**EXERCISE TASK:** Every record here needs to be written out again exactly.

## BEGIN ENTRIES SUPPLIED

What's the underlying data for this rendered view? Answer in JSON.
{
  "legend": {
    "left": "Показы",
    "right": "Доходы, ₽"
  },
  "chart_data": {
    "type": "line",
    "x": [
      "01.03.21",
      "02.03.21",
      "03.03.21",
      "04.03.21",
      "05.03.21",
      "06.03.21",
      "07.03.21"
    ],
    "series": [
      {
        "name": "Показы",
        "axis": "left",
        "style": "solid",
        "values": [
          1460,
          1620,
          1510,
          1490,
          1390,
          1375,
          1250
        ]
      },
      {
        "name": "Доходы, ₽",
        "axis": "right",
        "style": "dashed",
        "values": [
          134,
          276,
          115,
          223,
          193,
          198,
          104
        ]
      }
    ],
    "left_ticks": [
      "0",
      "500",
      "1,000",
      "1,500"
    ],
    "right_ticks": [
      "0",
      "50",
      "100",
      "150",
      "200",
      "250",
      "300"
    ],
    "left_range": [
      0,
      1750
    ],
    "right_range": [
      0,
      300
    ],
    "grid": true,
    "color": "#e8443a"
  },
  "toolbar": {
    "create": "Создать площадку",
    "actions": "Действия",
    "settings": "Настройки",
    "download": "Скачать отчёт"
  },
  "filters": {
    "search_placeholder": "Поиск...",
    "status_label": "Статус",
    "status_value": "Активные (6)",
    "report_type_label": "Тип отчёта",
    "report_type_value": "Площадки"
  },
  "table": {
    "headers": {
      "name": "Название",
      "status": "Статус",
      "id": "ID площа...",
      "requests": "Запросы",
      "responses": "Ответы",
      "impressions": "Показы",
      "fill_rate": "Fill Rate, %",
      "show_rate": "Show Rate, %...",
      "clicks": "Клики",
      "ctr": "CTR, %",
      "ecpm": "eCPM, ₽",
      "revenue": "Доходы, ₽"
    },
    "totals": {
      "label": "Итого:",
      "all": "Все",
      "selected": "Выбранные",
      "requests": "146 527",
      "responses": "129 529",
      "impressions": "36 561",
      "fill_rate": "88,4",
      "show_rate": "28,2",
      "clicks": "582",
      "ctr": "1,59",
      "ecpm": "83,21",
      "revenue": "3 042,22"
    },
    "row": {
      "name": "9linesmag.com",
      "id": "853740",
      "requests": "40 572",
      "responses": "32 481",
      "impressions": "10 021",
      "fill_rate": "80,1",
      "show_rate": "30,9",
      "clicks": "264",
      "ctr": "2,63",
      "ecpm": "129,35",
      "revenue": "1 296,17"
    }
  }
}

## END ENTRIES SUPPLIED

**EXERCISE RESULT:**
What's the underlying data for this rendered view? Answer in JSON.
{
  "legend": {
    "left": "Показы",
    "right": "Доходы, ₽"
  },
  "chart_data": {
    "type": "line",
    "x": [
      "01.03.21",
      "02.03.21",
      "03.03.21",
      "04.03.21",
      "05.03.21",
      "06.03.21",
      "07.03.21"
    ],
    "series": [
      {
        "name": "Показы",
        "axis": "left",
        "style": "solid",
        "values": [
          1460,
          1620,
          1510,
          1490,
          1390,
          1375,
          1250
        ]
      },
      {
        "name": "Доходы, ₽",
        "axis": "right",
        "style": "dashed",
        "values": [
          134,
          276,
          115,
          223,
          193,
          198,
          104
        ]
      }
    ],
    "left_ticks": [
      "0",
      "500",
      "1,000",
      "1,500"
    ],
    "right_ticks": [
      "0",
      "50",
      "100",
      "150",
      "200",
      "250",
      "300"
    ],
    "left_range": [
      0,
      1750
    ],
    "right_range": [
      0,
      300
    ],
    "grid": true,
    "color": "#e8443a"
  },
  "toolbar": {
    "create": "Создать площадку",
    "actions": "Действия",
    "settings": "Настройки",
    "download": "Скачать отчёт"
  },
  "filters": {
    "search_placeholder": "Поиск...",
    "status_label": "Статус",
    "status_value": "Активные (6)",
    "report_type_label": "Тип отчёта",
    "report_type_value": "Площадки"
  },
  "table": {
    "headers": {
      "name": "Название",
      "status": "Статус",
      "id": "ID площа...",
      "requests": "Запросы",
      "responses": "Ответы",
      "impressions": "Показы",
      "fill_rate": "Fill Rate, %",
      "show_rate": "Show Rate, %...",
      "clicks": "Клики",
      "ctr": "CTR, %",
      "ecpm": "eCPM, ₽",
      "revenue": "Доходы, ₽"
    },
    "totals": {
      "label": "Итого:",
      "all": "Все",
      "selected": "Выбранные",
      "requests": "146 527",
      "responses": "129 529",
      "impressions": "36 561",
      "fill_rate": "88,4",
      "show_rate": "28,2",
      "clicks": "582",
      "ctr": "1,59",
      "ecpm": "83,21",
      "revenue": "3 042,22"
    },
    "row": {
      "name": "9linesmag.com",
      "id": "853740",
      "requests": "40 572",
      "responses": "32 481",
      "impressions": "10 021",
      "fill_rate": "80,1",
      "show_rate": "30,9",
      "clicks": "264",
      "ctr": "2,63",
      "ecpm": "129,35",
      "revenue": "1 296,17"
    }
  }
}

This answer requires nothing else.